• What you will do: Each line that holds the word "name" counts once; give the total for the records below and nothing else.

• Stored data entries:
>> Begin

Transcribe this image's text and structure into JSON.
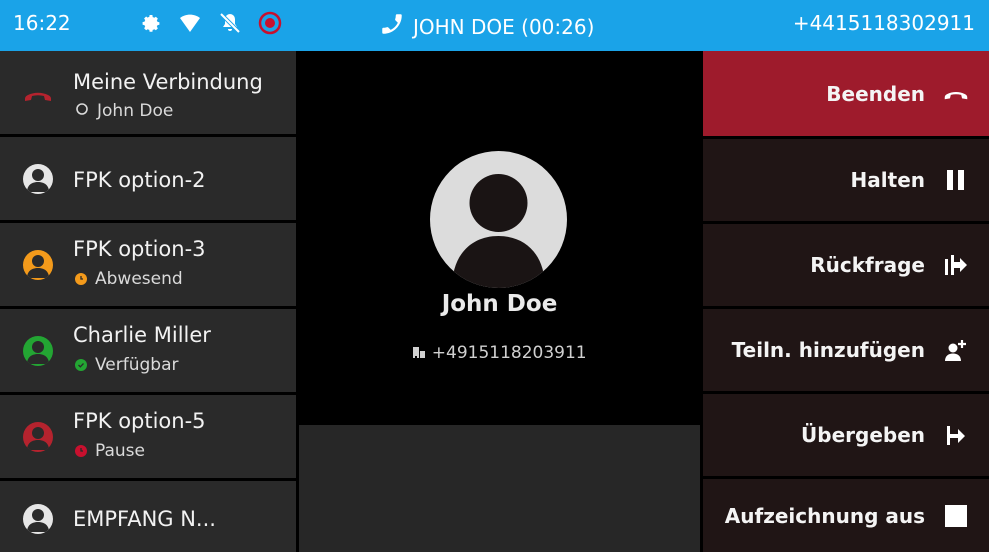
{
  "statusbar": {
    "time": "16:22",
    "call_label": "JOHN DOE (00:26)",
    "number": "+4415118302911",
    "icons": [
      "gear-icon",
      "wifi-icon",
      "bell-muted-icon",
      "record-icon"
    ]
  },
  "list": [
    {
      "title": "Meine Verbindung",
      "subtitle": "John Doe",
      "status_icon": "ring-icon",
      "avatar_icon": "handset-down-icon",
      "color": "#b5232e"
    },
    {
      "title": "FPK option-2",
      "subtitle": "",
      "avatar_icon": "person-icon",
      "color": "#e6e6e6"
    },
    {
      "title": "FPK option-3",
      "subtitle": "Abwesend",
      "status_icon": "clock-icon",
      "avatar_icon": "person-icon",
      "color": "#f39a1b"
    },
    {
      "title": "Charlie Miller",
      "subtitle": "Verfügbar",
      "status_icon": "check-icon",
      "avatar_icon": "person-icon",
      "color": "#23a533"
    },
    {
      "title": "FPK option-5",
      "subtitle": "Pause",
      "status_icon": "clock-icon",
      "avatar_icon": "person-icon",
      "color": "#b5232e"
    },
    {
      "title": "EMPFANG N...",
      "subtitle": "",
      "avatar_icon": "person-icon",
      "color": "#e6e6e6"
    }
  ],
  "contact": {
    "name": "John Doe",
    "phone": "+4915118203911",
    "phone_icon": "building-icon"
  },
  "actions": [
    {
      "label": "Beenden",
      "icon": "hangup-icon",
      "color": "#9e1b2c"
    },
    {
      "label": "Halten",
      "icon": "pause-icon"
    },
    {
      "label": "Rückfrage",
      "icon": "consult-icon"
    },
    {
      "label": "Teiln. hinzufügen",
      "icon": "add-participant-icon"
    },
    {
      "label": "Übergeben",
      "icon": "transfer-icon"
    },
    {
      "label": "Aufzeichnung aus",
      "icon": "stop-icon"
    }
  ]
}
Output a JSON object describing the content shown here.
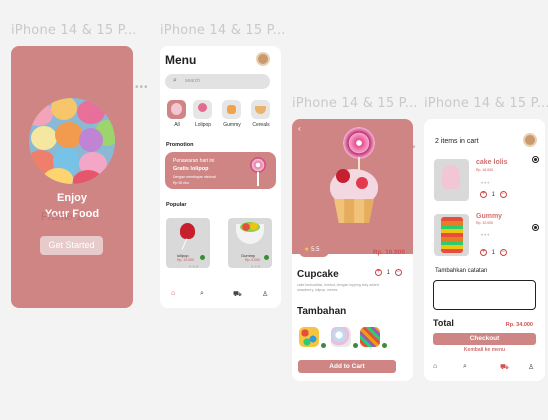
{
  "frame_labels": [
    "iPhone 14 & 15 P...",
    "iPhone 14 & 15 P...",
    "iPhone 14 & 15 P...",
    "iPhone 14 & 15 P..."
  ],
  "colors": {
    "brand": "#d08585",
    "price": "#d05050",
    "add": "#3a8c3a"
  },
  "splash": {
    "line1": "Enjoy",
    "line2": "Your Food",
    "ghost_label": "Frame 1",
    "cta": "Get Started"
  },
  "menu": {
    "title": "Menu",
    "search_placeholder": "search",
    "categories": [
      {
        "label": "All"
      },
      {
        "label": "Lolipop"
      },
      {
        "label": "Gummy"
      },
      {
        "label": "Cereals"
      }
    ],
    "promotion_title": "Promotion",
    "promo": {
      "line1": "Penawaran hari ini",
      "line2": "Gratis lolipop",
      "line3": "Dengan membayar minimal",
      "line4": "Rp 50 ribu"
    },
    "popular_title": "Popular",
    "products": [
      {
        "name": "lolipop",
        "price": "Rp. 10.000"
      },
      {
        "name": "Gummy",
        "price": "Rp. 5.000"
      }
    ],
    "nav_icons": [
      "home-icon",
      "search-icon",
      "cart-icon",
      "profile-icon"
    ]
  },
  "detail": {
    "rating": "5.5",
    "price": "Rp. 16.900",
    "name": "Cupcake",
    "description": "cake berkualitas, lembut, dengan topping stay added strawberry, lolipop, meses",
    "qty": "1",
    "extras_title": "Tambahan",
    "add_to_cart": "Add to Cart"
  },
  "cart": {
    "count_text": "2 items in cart",
    "items": [
      {
        "name": "cake lolis",
        "price": "Rp. 16.000",
        "qty": "1"
      },
      {
        "name": "Gummy",
        "price": "Rp. 10.000",
        "qty": "1"
      }
    ],
    "note_label": "Tambahkan catatan",
    "total_label": "Total",
    "total_value": "Rp. 34.000",
    "checkout": "Checkout",
    "back": "Kembali ke menu"
  }
}
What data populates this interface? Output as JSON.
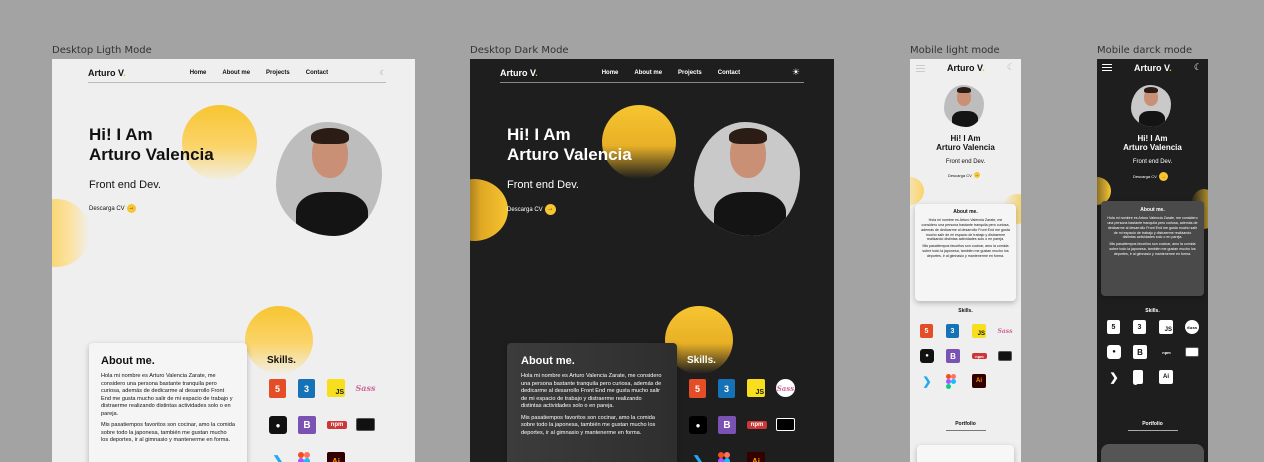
{
  "labels": {
    "desktop_light": "Desktop Ligth Mode",
    "desktop_dark": "Desktop Dark Mode",
    "mobile_light": "Mobile light mode",
    "mobile_dark": "Mobile darck mode"
  },
  "site": {
    "logo": "Arturo V",
    "logo_dot": ".",
    "nav": [
      "Home",
      "About me",
      "Projects",
      "Contact"
    ],
    "hero_line1": "Hi! I Am",
    "hero_line2": "Arturo Valencia",
    "subtitle": "Front end Dev.",
    "cv_label": "Descarga CV",
    "cv_arrow": "→",
    "about_title": "About me.",
    "about_p1": "Hola mi nombre es Arturo Valencia Zarate, me considero una persona bastante tranquila pero curiosa, además de dedicarme al desarrollo Front End me gusta mucho salir de mi espacio de trabajo y distraerme realizando distintas actividades solo o en pareja.",
    "about_p2": "Mis pasatiempos favoritos son cocinar, amo la comida sobre todo la japonesa, también me gustan mucho los deportes, ir al gimnasio y mantenerme en forma.",
    "skills_title": "Skills.",
    "skills": {
      "html": "5",
      "css": "3",
      "js": "JS",
      "sass": "Sass",
      "bootstrap": "B",
      "npm": "npm",
      "terminal": "",
      "vscode": "❯",
      "ai": "Ai",
      "github": "●"
    },
    "portfolio": "Portfolio",
    "theme_icon_light": "☾",
    "theme_icon_dark": "☀"
  },
  "colors": {
    "accent": "#f7c531",
    "light_bg": "#efefef",
    "dark_bg": "#1e1e1e",
    "canvas_bg": "#a3a3a3"
  }
}
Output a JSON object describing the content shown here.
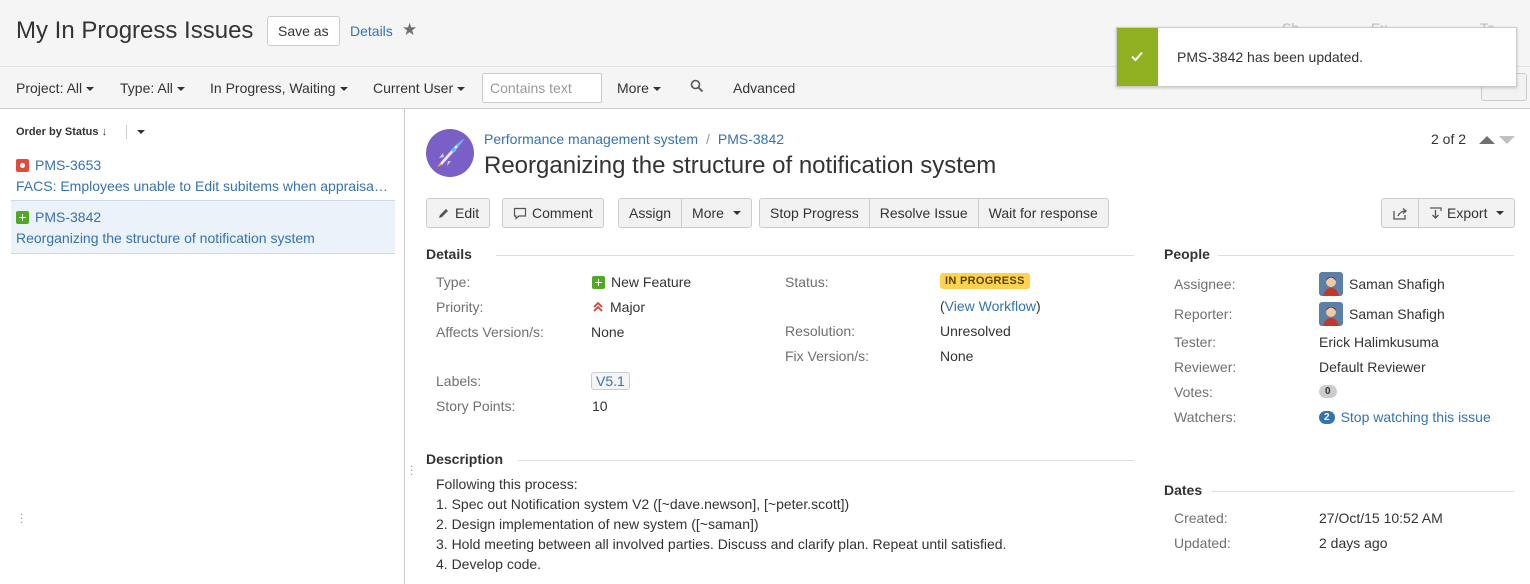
{
  "header": {
    "title": "My In Progress Issues",
    "save_as": "Save as",
    "details": "Details",
    "faint_right_1": "Sh",
    "faint_right_2": "Ex",
    "faint_right_3": "To"
  },
  "filters": {
    "project": "Project: All",
    "type": "Type: All",
    "status": "In Progress, Waiting",
    "assignee": "Current User",
    "search_placeholder": "Contains text",
    "more": "More",
    "advanced": "Advanced"
  },
  "toast": {
    "message": "PMS-3842 has been updated."
  },
  "list": {
    "order_by": "Order by Status",
    "items": [
      {
        "key": "PMS-3653",
        "summary": "FACS: Employees unable to Edit subitems when appraisal is ...",
        "type": "bug"
      },
      {
        "key": "PMS-3842",
        "summary": "Reorganizing the structure of notification system",
        "type": "feature"
      }
    ]
  },
  "issue": {
    "project": "Performance management system",
    "key": "PMS-3842",
    "summary": "Reorganizing the structure of notification system",
    "pager": "2 of 2",
    "actions": {
      "edit": "Edit",
      "comment": "Comment",
      "assign": "Assign",
      "more": "More",
      "stop_progress": "Stop Progress",
      "resolve": "Resolve Issue",
      "wait": "Wait for response",
      "export": "Export"
    },
    "details": {
      "heading": "Details",
      "type_label": "Type:",
      "type_value": "New Feature",
      "priority_label": "Priority:",
      "priority_value": "Major",
      "affects_label": "Affects Version/s:",
      "affects_value": "None",
      "labels_label": "Labels:",
      "labels_value": "V5.1",
      "points_label": "Story Points:",
      "points_value": "10",
      "status_label": "Status:",
      "status_value": "IN PROGRESS",
      "workflow_open": "(",
      "workflow_link": "View Workflow",
      "workflow_close": ")",
      "resolution_label": "Resolution:",
      "resolution_value": "Unresolved",
      "fix_label": "Fix Version/s:",
      "fix_value": "None"
    },
    "description": {
      "heading": "Description",
      "lines": [
        "Following this process:",
        "1. Spec out Notification system V2 ([~dave.newson], [~peter.scott])",
        "2. Design implementation of new system ([~saman])",
        "3. Hold meeting between all involved parties. Discuss and clarify plan. Repeat until satisfied.",
        "4. Develop code."
      ]
    },
    "people": {
      "heading": "People",
      "assignee_label": "Assignee:",
      "assignee_value": "Saman Shafigh",
      "reporter_label": "Reporter:",
      "reporter_value": "Saman Shafigh",
      "tester_label": "Tester:",
      "tester_value": "Erick Halimkusuma",
      "reviewer_label": "Reviewer:",
      "reviewer_value": "Default Reviewer",
      "votes_label": "Votes:",
      "votes_value": "0",
      "watchers_label": "Watchers:",
      "watchers_count": "2",
      "watchers_link": "Stop watching this issue"
    },
    "dates": {
      "heading": "Dates",
      "created_label": "Created:",
      "created_value": "27/Oct/15 10:52 AM",
      "updated_label": "Updated:",
      "updated_value": "2 days ago"
    }
  },
  "colors": {
    "link": "#3572b0",
    "toast_accent": "#8eb021",
    "in_progress": "#ffd351",
    "bug": "#e5493a",
    "feature": "#51a825"
  }
}
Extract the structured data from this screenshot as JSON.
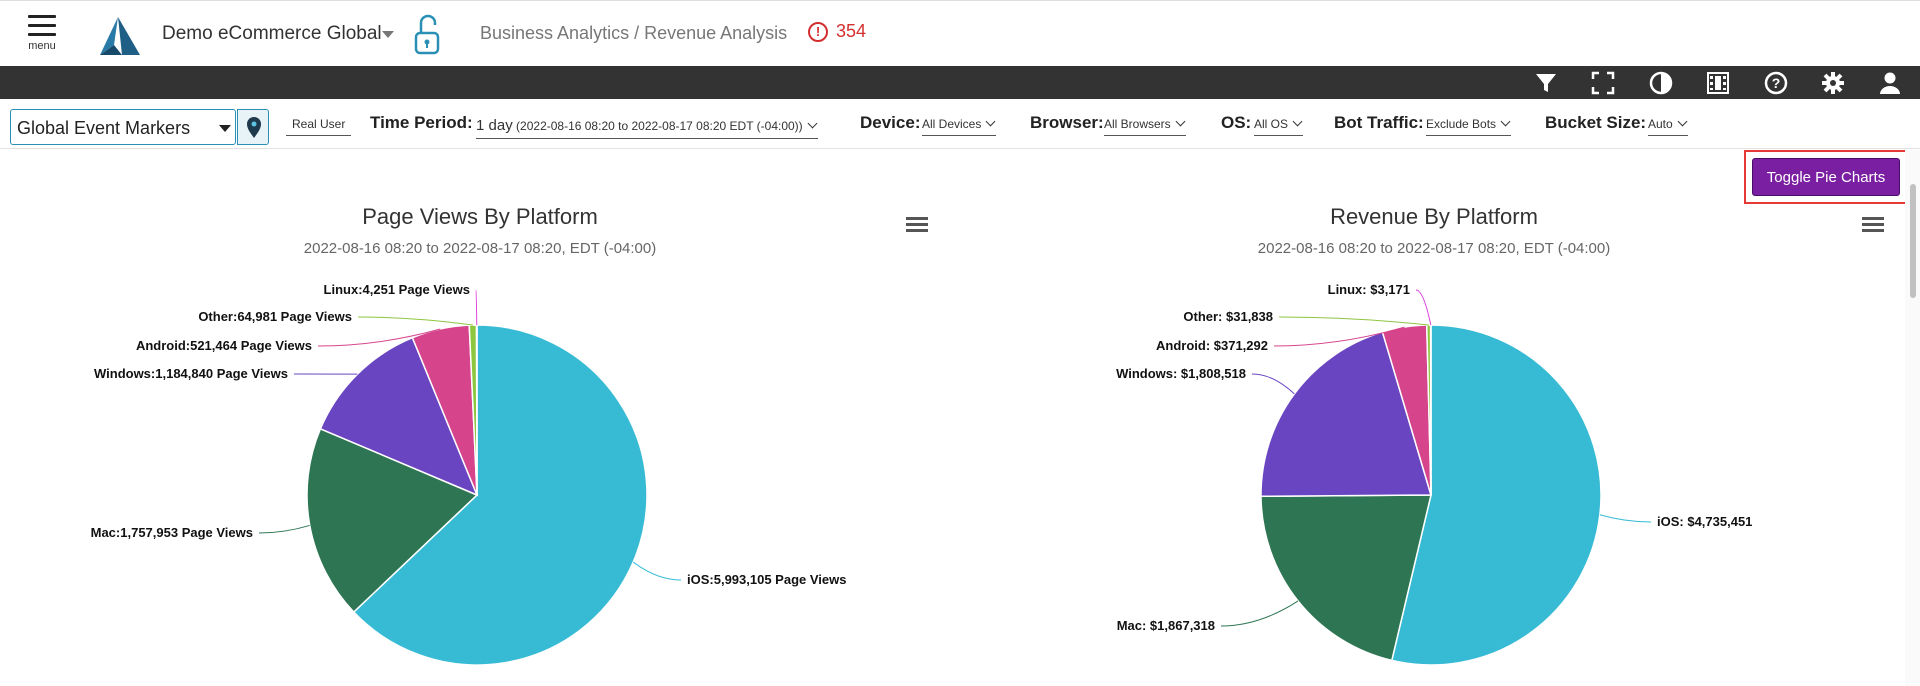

>> End

• The reply: 6